### GIVEN ENTRIES:
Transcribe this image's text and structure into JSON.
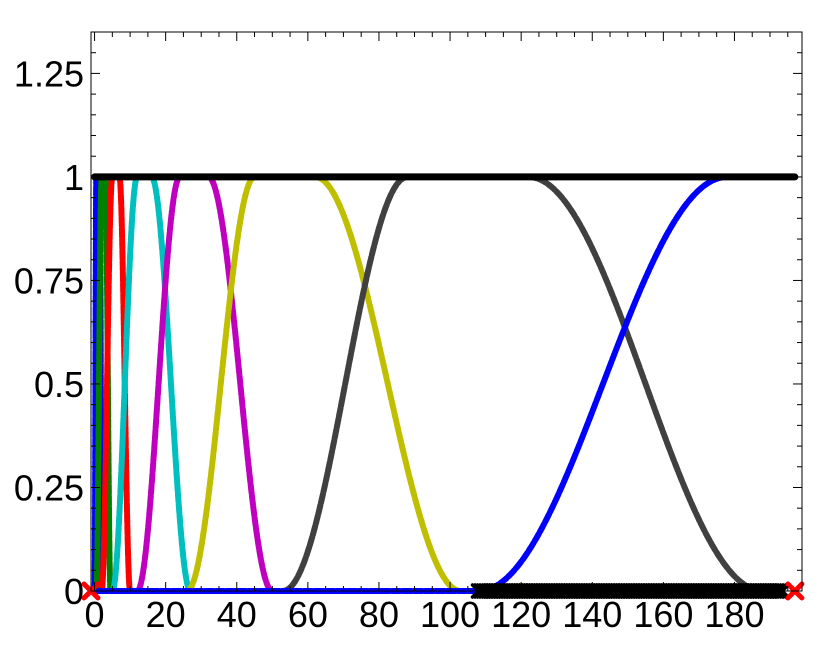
{
  "chart_data": {
    "type": "line",
    "title": "",
    "xlabel": "",
    "ylabel": "",
    "xlim": [
      -1,
      199
    ],
    "ylim": [
      0,
      1.35
    ],
    "x_ticks": [
      0,
      20,
      40,
      60,
      80,
      100,
      120,
      140,
      160,
      180
    ],
    "x_tick_labels": [
      "0",
      "20",
      "40",
      "60",
      "80",
      "100",
      "120",
      "140",
      "160",
      "180"
    ],
    "y_ticks": [
      0,
      0.25,
      0.5,
      0.75,
      1,
      1.25
    ],
    "y_tick_labels": [
      "0",
      "0.25",
      "0.5",
      "0.75",
      "1",
      "1.25"
    ],
    "grid": false,
    "legend": "none",
    "series": [
      {
        "color": "#0000ff",
        "kind": "bump",
        "start": 0,
        "peak_start": 0.5,
        "peak_end": 1.5,
        "end": 2
      },
      {
        "color": "#008000",
        "kind": "bump",
        "start": 0.5,
        "peak_start": 2,
        "peak_end": 3,
        "end": 4.5
      },
      {
        "color": "#ff0000",
        "kind": "bump",
        "start": 2,
        "peak_start": 5,
        "peak_end": 7,
        "end": 10
      },
      {
        "color": "#00bfbf",
        "kind": "bump",
        "start": 5,
        "peak_start": 12,
        "peak_end": 16,
        "end": 27
      },
      {
        "color": "#bf00bf",
        "kind": "bump",
        "start": 12,
        "peak_start": 24,
        "peak_end": 32,
        "end": 50
      },
      {
        "color": "#bfbf00",
        "kind": "bump",
        "start": 26,
        "peak_start": 45,
        "peak_end": 62,
        "end": 103
      },
      {
        "color": "#404040",
        "kind": "bump",
        "start": 53,
        "peak_start": 88,
        "peak_end": 122,
        "end": 188
      },
      {
        "color": "#0000ff",
        "kind": "rise",
        "flat_end": 108,
        "start": 108,
        "peak_start": 178,
        "end": 197
      },
      {
        "color": "#000000",
        "kind": "constant",
        "x_range": [
          0,
          197
        ],
        "value": 1
      }
    ],
    "markers": [
      {
        "shape": "x",
        "color": "#000000",
        "x_range": [
          108,
          194
        ],
        "step": 0.7,
        "y": 0
      },
      {
        "shape": "x",
        "color": "#ff0000",
        "x": [
          -1,
          197
        ],
        "y": 0
      }
    ]
  }
}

### WHAT IS REQUIRED:
All of the records need repeating exactly, except for the pictures.

### CORRECT ANSWER:
Transcribe this image's text and structure into JSON.
{
  "chart_data": {
    "type": "line",
    "title": "",
    "xlabel": "",
    "ylabel": "",
    "xlim": [
      -1,
      199
    ],
    "ylim": [
      0,
      1.35
    ],
    "x_ticks": [
      0,
      20,
      40,
      60,
      80,
      100,
      120,
      140,
      160,
      180
    ],
    "x_tick_labels": [
      "0",
      "20",
      "40",
      "60",
      "80",
      "100",
      "120",
      "140",
      "160",
      "180"
    ],
    "y_ticks": [
      0,
      0.25,
      0.5,
      0.75,
      1,
      1.25
    ],
    "y_tick_labels": [
      "0",
      "0.25",
      "0.5",
      "0.75",
      "1",
      "1.25"
    ],
    "grid": false,
    "legend": "none",
    "series": [
      {
        "color": "#0000ff",
        "kind": "bump",
        "start": 0,
        "peak_start": 0.5,
        "peak_end": 1.5,
        "end": 2
      },
      {
        "color": "#008000",
        "kind": "bump",
        "start": 0.5,
        "peak_start": 2,
        "peak_end": 3,
        "end": 4.5
      },
      {
        "color": "#ff0000",
        "kind": "bump",
        "start": 2,
        "peak_start": 5,
        "peak_end": 7,
        "end": 10
      },
      {
        "color": "#00bfbf",
        "kind": "bump",
        "start": 5,
        "peak_start": 12,
        "peak_end": 16,
        "end": 27
      },
      {
        "color": "#bf00bf",
        "kind": "bump",
        "start": 12,
        "peak_start": 24,
        "peak_end": 32,
        "end": 50
      },
      {
        "color": "#bfbf00",
        "kind": "bump",
        "start": 26,
        "peak_start": 45,
        "peak_end": 62,
        "end": 103
      },
      {
        "color": "#404040",
        "kind": "bump",
        "start": 53,
        "peak_start": 88,
        "peak_end": 122,
        "end": 188
      },
      {
        "color": "#0000ff",
        "kind": "rise",
        "flat_end": 108,
        "start": 108,
        "peak_start": 178,
        "end": 197
      },
      {
        "color": "#000000",
        "kind": "constant",
        "x_range": [
          0,
          197
        ],
        "value": 1
      }
    ],
    "markers": [
      {
        "shape": "x",
        "color": "#000000",
        "x_range": [
          108,
          194
        ],
        "step": 0.7,
        "y": 0
      },
      {
        "shape": "x",
        "color": "#ff0000",
        "x": [
          -1,
          197
        ],
        "y": 0
      }
    ]
  }
}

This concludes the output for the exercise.